**MATERIAL PROVIDED:**
>> START

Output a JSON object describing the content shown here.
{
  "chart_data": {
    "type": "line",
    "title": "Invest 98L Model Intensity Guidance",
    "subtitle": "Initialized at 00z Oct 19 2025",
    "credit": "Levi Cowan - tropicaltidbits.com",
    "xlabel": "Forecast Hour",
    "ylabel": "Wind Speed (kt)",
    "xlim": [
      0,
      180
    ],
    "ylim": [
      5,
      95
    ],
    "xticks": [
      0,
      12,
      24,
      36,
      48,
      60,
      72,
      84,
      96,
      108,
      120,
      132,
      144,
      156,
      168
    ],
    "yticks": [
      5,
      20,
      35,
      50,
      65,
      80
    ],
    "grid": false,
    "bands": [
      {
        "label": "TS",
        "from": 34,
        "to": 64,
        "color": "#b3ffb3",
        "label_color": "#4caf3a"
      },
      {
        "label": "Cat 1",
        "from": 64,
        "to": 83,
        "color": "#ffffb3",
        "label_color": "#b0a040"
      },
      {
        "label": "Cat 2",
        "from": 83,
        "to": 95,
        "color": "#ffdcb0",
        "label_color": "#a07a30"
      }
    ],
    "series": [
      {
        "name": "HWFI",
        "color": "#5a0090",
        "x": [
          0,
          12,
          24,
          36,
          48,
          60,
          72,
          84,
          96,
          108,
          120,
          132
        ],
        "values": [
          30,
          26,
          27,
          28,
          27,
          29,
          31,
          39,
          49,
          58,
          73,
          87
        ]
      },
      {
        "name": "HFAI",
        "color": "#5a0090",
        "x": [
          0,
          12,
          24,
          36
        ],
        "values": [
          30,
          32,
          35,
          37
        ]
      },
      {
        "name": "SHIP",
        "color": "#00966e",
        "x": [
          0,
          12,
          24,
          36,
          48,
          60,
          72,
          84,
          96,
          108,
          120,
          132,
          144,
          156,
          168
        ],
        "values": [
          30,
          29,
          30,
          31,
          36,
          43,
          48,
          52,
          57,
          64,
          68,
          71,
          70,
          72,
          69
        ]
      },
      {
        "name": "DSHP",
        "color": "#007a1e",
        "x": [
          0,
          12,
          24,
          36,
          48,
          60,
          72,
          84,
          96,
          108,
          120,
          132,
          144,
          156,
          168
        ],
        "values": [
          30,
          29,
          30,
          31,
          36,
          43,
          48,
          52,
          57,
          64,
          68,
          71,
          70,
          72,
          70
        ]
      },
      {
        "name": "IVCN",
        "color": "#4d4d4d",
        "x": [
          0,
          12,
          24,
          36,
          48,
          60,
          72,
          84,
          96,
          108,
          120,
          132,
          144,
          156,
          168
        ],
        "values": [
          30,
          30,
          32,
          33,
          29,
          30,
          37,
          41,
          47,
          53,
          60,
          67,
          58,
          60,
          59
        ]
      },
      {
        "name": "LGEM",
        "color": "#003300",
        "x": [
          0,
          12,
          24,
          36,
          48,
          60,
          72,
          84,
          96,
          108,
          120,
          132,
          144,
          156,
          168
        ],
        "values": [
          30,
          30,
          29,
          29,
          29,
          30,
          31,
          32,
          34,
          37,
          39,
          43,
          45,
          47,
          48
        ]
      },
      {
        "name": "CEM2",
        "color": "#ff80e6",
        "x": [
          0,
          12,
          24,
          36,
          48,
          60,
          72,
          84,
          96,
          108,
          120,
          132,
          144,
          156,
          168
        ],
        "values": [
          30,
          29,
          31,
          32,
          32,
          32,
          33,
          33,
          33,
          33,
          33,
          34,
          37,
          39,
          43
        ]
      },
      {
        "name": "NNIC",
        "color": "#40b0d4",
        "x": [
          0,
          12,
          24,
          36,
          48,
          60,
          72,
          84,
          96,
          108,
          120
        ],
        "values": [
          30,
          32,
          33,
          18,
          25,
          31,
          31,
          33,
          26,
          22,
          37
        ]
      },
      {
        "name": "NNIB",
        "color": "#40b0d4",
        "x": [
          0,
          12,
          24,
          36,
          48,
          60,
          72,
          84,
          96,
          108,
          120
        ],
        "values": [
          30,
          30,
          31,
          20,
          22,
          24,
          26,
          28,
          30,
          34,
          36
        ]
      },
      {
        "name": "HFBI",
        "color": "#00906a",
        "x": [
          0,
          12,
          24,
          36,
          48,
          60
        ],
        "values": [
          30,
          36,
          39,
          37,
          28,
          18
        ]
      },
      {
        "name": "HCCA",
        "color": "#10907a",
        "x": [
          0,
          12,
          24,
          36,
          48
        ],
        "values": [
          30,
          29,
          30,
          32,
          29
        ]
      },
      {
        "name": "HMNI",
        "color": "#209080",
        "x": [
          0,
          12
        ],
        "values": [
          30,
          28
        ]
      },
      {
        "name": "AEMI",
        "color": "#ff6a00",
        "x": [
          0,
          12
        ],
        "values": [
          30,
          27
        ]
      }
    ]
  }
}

>> END

**YOUR INSTRUCTIONS:** Restate all of the entries above precisely.

**IN RESPONSE:**
Output a JSON object describing the content shown here.
{
  "chart_data": {
    "type": "line",
    "title": "Invest 98L Model Intensity Guidance",
    "subtitle": "Initialized at 00z Oct 19 2025",
    "credit": "Levi Cowan - tropicaltidbits.com",
    "xlabel": "Forecast Hour",
    "ylabel": "Wind Speed (kt)",
    "xlim": [
      0,
      180
    ],
    "ylim": [
      5,
      95
    ],
    "xticks": [
      0,
      12,
      24,
      36,
      48,
      60,
      72,
      84,
      96,
      108,
      120,
      132,
      144,
      156,
      168
    ],
    "yticks": [
      5,
      20,
      35,
      50,
      65,
      80
    ],
    "grid": false,
    "bands": [
      {
        "label": "TS",
        "from": 34,
        "to": 64,
        "color": "#b3ffb3",
        "label_color": "#4caf3a"
      },
      {
        "label": "Cat 1",
        "from": 64,
        "to": 83,
        "color": "#ffffb3",
        "label_color": "#b0a040"
      },
      {
        "label": "Cat 2",
        "from": 83,
        "to": 95,
        "color": "#ffdcb0",
        "label_color": "#a07a30"
      }
    ],
    "series": [
      {
        "name": "HWFI",
        "color": "#5a0090",
        "x": [
          0,
          12,
          24,
          36,
          48,
          60,
          72,
          84,
          96,
          108,
          120,
          132
        ],
        "values": [
          30,
          26,
          27,
          28,
          27,
          29,
          31,
          39,
          49,
          58,
          73,
          87
        ]
      },
      {
        "name": "HFAI",
        "color": "#5a0090",
        "x": [
          0,
          12,
          24,
          36
        ],
        "values": [
          30,
          32,
          35,
          37
        ]
      },
      {
        "name": "SHIP",
        "color": "#00966e",
        "x": [
          0,
          12,
          24,
          36,
          48,
          60,
          72,
          84,
          96,
          108,
          120,
          132,
          144,
          156,
          168
        ],
        "values": [
          30,
          29,
          30,
          31,
          36,
          43,
          48,
          52,
          57,
          64,
          68,
          71,
          70,
          72,
          69
        ]
      },
      {
        "name": "DSHP",
        "color": "#007a1e",
        "x": [
          0,
          12,
          24,
          36,
          48,
          60,
          72,
          84,
          96,
          108,
          120,
          132,
          144,
          156,
          168
        ],
        "values": [
          30,
          29,
          30,
          31,
          36,
          43,
          48,
          52,
          57,
          64,
          68,
          71,
          70,
          72,
          70
        ]
      },
      {
        "name": "IVCN",
        "color": "#4d4d4d",
        "x": [
          0,
          12,
          24,
          36,
          48,
          60,
          72,
          84,
          96,
          108,
          120,
          132,
          144,
          156,
          168
        ],
        "values": [
          30,
          30,
          32,
          33,
          29,
          30,
          37,
          41,
          47,
          53,
          60,
          67,
          58,
          60,
          59
        ]
      },
      {
        "name": "LGEM",
        "color": "#003300",
        "x": [
          0,
          12,
          24,
          36,
          48,
          60,
          72,
          84,
          96,
          108,
          120,
          132,
          144,
          156,
          168
        ],
        "values": [
          30,
          30,
          29,
          29,
          29,
          30,
          31,
          32,
          34,
          37,
          39,
          43,
          45,
          47,
          48
        ]
      },
      {
        "name": "CEM2",
        "color": "#ff80e6",
        "x": [
          0,
          12,
          24,
          36,
          48,
          60,
          72,
          84,
          96,
          108,
          120,
          132,
          144,
          156,
          168
        ],
        "values": [
          30,
          29,
          31,
          32,
          32,
          32,
          33,
          33,
          33,
          33,
          33,
          34,
          37,
          39,
          43
        ]
      },
      {
        "name": "NNIC",
        "color": "#40b0d4",
        "x": [
          0,
          12,
          24,
          36,
          48,
          60,
          72,
          84,
          96,
          108,
          120
        ],
        "values": [
          30,
          32,
          33,
          18,
          25,
          31,
          31,
          33,
          26,
          22,
          37
        ]
      },
      {
        "name": "NNIB",
        "color": "#40b0d4",
        "x": [
          0,
          12,
          24,
          36,
          48,
          60,
          72,
          84,
          96,
          108,
          120
        ],
        "values": [
          30,
          30,
          31,
          20,
          22,
          24,
          26,
          28,
          30,
          34,
          36
        ]
      },
      {
        "name": "HFBI",
        "color": "#00906a",
        "x": [
          0,
          12,
          24,
          36,
          48,
          60
        ],
        "values": [
          30,
          36,
          39,
          37,
          28,
          18
        ]
      },
      {
        "name": "HCCA",
        "color": "#10907a",
        "x": [
          0,
          12,
          24,
          36,
          48
        ],
        "values": [
          30,
          29,
          30,
          32,
          29
        ]
      },
      {
        "name": "HMNI",
        "color": "#209080",
        "x": [
          0,
          12
        ],
        "values": [
          30,
          28
        ]
      },
      {
        "name": "AEMI",
        "color": "#ff6a00",
        "x": [
          0,
          12
        ],
        "values": [
          30,
          27
        ]
      }
    ]
  }
}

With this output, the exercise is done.